- **LESETEXT**:
***
Wir folgten dem Rentnerweg nach links, bis zu einer scharfen Rechtskurve kurz vor der Äswiese. (Wer mag, kann hier zur Äswiese abkürzen.) Hier verließen wir den Rentnerweg, und wanderten nach Südosten in den Wald hinein. Bald geht es durch den ehemaligen Steinbruch Stiefelhöhe (568 m).

Die natürlichen Sandsteinvorkommen des Überwaldes wurden schon im späten Mittelalter gebrochen, zur Herstellung von Gebrauchsgegenständen. Damals gab es nur einen kleinen Kreis von Fachleuten, die die Kunst der Steinbearbeitung beherrschten. Die einheimischen Steinhauer verbesserten ihre Fertigkeiten schnell: Schon im 17. und 18. Jahrhundert waren sie in der Lage, allerlei Gegenstände für den bäuerlichen Alltag herzustellen.

Um 1830 setzte im Überwald eine noch stärkere Nachfrage nach behauenen Sandsteinen ein. Im aufkommenden Industriezeitalter wurden von zahlungskräftigen Kunden aus den Rheintalstädten große Mengen vorbehauener Natursteine benötigt. Die Steinhauer der Region hatten die Chance erkannt und es begann in den umliegenden Wäldern eine rege Steinbruchtätigkeit.

Südlich des Steinbruchs muss man erneut achtgeben. An einer Gabelung geht es links im spitzen Winkel hinunter zu einer weiteren Gabelung. Hier spitz nach rechts und weiter zur Steinernen Bank (528 m).

Die Steinerne Bank stammt aus dem angrenzenden ehemaligen Steinbruch und wurde 1905 von Andreas Lammer, einem Steinhauer aus Ober-Abtsteinach, errichtet. Sie bot einst einen schönen Ausblick in das Eiterbachtal - der heute leider zugewachsen ist.

Nach weiteren 400 Metern Richtung Westen langt man an der Stiefelhütte (508 m) an.

Hier, in einem ehemaligen Steinbruch, befindet sich die ganzjährig (aber nicht täglich) bewirtschaftete Stiefelhütte, die aus einer Unterkunft für die Steinbrucharbeiter hervorgegangen ist. Der aufgelassene Steinbruch "Stiefelberg" wird auch gerne als Kletterareal genutzt.

Wir wanderten kurz vor dem Areal von Hütte und Steinbruch steil rechts hinauf, erneut Querwege ignorierend, auf dem Gipfel der Stiefelhöhe (589 m), unseren höchsten Punkt für heute. Von dort aus führt ein wunderbarer Weg nach Norden zur Äswiese (550 m).

Hinter der Wiese führen drei Wege auf dem Bergrücken nach Norden. Wir nahmen den schönen Weg links, der uns nun, stets ein bisschen im Hang unterhalb der Höhe, zum Aussichtspunkt Pfalzblick (579 m) brachte. Abzweige ins Tal oder auf die Höhe hinauf haben wir dabei ignoriert.

Am Pfalzblick führt ein zunächst etwas undeutlicher Pfad rechts hinauf zum Hardberg-Sender (583 m).
***
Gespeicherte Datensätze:

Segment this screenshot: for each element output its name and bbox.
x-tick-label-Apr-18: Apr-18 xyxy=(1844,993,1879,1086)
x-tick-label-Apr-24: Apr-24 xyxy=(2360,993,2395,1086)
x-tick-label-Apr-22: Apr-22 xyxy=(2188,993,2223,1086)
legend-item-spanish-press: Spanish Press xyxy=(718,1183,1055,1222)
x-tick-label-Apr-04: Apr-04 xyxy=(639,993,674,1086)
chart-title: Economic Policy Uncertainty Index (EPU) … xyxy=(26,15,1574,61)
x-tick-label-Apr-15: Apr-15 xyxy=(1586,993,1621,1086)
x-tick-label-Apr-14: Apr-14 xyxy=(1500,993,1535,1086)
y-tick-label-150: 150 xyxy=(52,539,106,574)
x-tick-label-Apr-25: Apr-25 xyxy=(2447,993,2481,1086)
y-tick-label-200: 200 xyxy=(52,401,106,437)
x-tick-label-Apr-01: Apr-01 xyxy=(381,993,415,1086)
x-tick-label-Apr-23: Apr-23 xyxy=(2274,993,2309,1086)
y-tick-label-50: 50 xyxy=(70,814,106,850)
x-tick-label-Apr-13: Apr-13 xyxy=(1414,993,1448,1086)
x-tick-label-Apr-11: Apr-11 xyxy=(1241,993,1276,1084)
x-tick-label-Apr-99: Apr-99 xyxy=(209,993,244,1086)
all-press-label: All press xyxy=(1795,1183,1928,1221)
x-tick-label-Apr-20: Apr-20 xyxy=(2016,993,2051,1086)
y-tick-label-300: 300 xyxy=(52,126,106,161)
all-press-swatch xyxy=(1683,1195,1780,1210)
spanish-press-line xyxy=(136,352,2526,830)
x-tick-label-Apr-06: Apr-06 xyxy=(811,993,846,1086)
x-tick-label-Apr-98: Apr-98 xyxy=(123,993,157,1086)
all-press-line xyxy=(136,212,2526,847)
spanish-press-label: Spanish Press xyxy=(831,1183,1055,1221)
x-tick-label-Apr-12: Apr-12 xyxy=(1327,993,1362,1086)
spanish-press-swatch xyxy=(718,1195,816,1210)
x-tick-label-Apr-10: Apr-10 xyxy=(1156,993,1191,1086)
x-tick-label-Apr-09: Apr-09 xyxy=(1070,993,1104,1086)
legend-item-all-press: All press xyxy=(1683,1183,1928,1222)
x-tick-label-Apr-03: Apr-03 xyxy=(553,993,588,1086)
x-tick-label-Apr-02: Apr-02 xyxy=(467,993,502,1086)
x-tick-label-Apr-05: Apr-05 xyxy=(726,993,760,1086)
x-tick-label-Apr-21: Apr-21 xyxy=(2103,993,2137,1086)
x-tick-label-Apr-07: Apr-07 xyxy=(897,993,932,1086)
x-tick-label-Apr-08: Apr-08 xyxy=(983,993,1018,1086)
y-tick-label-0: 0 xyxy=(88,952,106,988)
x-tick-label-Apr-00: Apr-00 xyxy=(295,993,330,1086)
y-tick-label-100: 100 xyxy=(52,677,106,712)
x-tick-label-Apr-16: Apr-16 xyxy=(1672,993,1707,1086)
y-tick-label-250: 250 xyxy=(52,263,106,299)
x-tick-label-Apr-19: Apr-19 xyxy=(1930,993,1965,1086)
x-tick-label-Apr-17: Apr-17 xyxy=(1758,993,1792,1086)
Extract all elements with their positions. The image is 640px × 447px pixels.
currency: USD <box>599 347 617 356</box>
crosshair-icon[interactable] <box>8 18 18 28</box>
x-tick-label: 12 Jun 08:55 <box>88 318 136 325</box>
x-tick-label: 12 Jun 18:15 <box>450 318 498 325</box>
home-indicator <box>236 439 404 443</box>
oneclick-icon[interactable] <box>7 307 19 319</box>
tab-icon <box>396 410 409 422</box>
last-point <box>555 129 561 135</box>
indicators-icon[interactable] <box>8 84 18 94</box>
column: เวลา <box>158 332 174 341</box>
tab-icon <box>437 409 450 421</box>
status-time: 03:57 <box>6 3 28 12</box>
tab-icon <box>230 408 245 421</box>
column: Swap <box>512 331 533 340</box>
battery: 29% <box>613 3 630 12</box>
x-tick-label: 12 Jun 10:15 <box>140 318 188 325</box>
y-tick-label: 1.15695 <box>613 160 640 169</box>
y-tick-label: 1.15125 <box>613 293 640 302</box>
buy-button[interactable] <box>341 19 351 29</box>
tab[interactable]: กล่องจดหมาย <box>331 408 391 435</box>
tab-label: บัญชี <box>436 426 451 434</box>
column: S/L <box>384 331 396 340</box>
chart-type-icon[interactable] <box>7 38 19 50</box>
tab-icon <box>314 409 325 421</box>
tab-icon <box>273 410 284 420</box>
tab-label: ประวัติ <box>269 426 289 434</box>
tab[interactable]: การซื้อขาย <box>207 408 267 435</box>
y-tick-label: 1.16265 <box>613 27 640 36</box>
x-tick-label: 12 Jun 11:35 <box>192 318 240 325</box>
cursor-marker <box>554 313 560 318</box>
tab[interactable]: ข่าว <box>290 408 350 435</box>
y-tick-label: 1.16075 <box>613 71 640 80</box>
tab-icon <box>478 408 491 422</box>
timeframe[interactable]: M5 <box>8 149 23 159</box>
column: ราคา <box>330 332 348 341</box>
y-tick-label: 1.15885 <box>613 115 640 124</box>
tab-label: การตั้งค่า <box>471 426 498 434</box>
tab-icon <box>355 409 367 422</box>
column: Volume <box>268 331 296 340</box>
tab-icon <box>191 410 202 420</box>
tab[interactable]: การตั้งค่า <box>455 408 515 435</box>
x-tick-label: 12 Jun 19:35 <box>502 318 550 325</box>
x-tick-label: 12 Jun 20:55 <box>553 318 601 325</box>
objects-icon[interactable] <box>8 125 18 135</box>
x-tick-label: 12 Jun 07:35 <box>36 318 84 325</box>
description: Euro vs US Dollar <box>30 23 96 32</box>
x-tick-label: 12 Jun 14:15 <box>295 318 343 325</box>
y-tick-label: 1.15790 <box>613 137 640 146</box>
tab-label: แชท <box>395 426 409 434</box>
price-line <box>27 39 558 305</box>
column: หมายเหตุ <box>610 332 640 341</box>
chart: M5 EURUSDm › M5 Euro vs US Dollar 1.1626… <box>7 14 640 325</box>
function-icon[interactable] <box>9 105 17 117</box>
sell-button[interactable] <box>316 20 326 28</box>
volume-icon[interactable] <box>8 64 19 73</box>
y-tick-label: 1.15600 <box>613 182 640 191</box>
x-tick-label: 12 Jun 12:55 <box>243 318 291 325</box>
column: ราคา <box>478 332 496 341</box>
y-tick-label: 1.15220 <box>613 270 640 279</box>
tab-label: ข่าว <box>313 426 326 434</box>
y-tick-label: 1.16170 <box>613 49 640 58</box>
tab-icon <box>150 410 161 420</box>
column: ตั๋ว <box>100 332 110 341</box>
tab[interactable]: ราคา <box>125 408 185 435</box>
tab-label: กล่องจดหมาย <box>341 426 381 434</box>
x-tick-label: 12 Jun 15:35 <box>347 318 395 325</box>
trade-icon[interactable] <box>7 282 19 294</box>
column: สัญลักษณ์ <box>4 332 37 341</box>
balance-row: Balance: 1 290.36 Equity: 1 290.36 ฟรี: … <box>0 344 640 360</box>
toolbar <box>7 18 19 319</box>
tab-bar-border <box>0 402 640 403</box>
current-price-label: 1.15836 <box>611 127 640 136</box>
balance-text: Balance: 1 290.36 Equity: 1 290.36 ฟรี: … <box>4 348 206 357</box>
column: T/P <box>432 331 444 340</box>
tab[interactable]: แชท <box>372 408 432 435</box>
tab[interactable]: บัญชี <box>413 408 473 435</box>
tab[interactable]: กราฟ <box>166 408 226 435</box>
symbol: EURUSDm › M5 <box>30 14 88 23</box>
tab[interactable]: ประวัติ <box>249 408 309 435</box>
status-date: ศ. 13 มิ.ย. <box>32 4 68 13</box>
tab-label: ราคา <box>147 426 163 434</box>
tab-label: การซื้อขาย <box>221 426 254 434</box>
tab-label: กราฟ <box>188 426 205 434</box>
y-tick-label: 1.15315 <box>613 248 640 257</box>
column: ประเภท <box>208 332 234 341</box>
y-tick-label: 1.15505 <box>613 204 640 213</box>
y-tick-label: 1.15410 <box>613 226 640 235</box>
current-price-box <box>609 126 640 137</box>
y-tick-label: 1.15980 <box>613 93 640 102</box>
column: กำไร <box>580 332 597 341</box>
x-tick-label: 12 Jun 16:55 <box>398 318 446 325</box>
***
- **ARBEITSAUFTRÄGE**:
A - Fasse den Absatz des Lesetextes, der mit „Die natürlichen Sandsteinvorkommen des Überwaldes“ beginnt, kürzer zusammen und behalte die wichtigsten Fakten bei.
B - Schreibe im Lesetext alles von „Hinter der Wiese“ bis hinunter zu „wir dabei ignoriert.“ neu und ersetze dabei „Bergrücken“ durch „Kamm“.
C - Nenne alle Orte, zu denen der Lesetext eine Höhe in Metern angibt, jeweils mit dieser Höhe.
Die Daten haben mit dem Lesetext nichts zu tun.

- **LÖSUNGEN**:
A - Schon im späten Mittelalter wurde im Überwald Sandstein für Gebrauchsgegenstände gebrochen. Anfangs beherrschten nur wenige Fachleute die Steinbearbeitung. Die einheimischen Steinhauer lernten jedoch rasch dazu und fertigten bereits im 17. und 18. Jahrhundert allerlei Gegenstände für den bäuerlichen Alltag.

B -
Hinter der Wiese führen drei Wege auf dem Kamm nach Norden. Wir nahmen den schönen Weg links, der uns nun, stets ein bisschen im Hang unterhalb der Höhe, zum Aussichtspunkt Pfalzblick (579 m) brachte. Abzweige ins Tal oder auf die Höhe hinauf haben wir dabei ignoriert.

C -
- ehemaliger Steinbruch Stiefelhöhe: 568 m
- Steinerne Bank: 528 m
- Stiefelhütte: 508 m
- Gipfel der Stiefelhöhe: 589 m
- Äswiese: 550 m
- Aussichtspunkt Pfalzblick: 579 m
- Hardberg-Sender: 583 m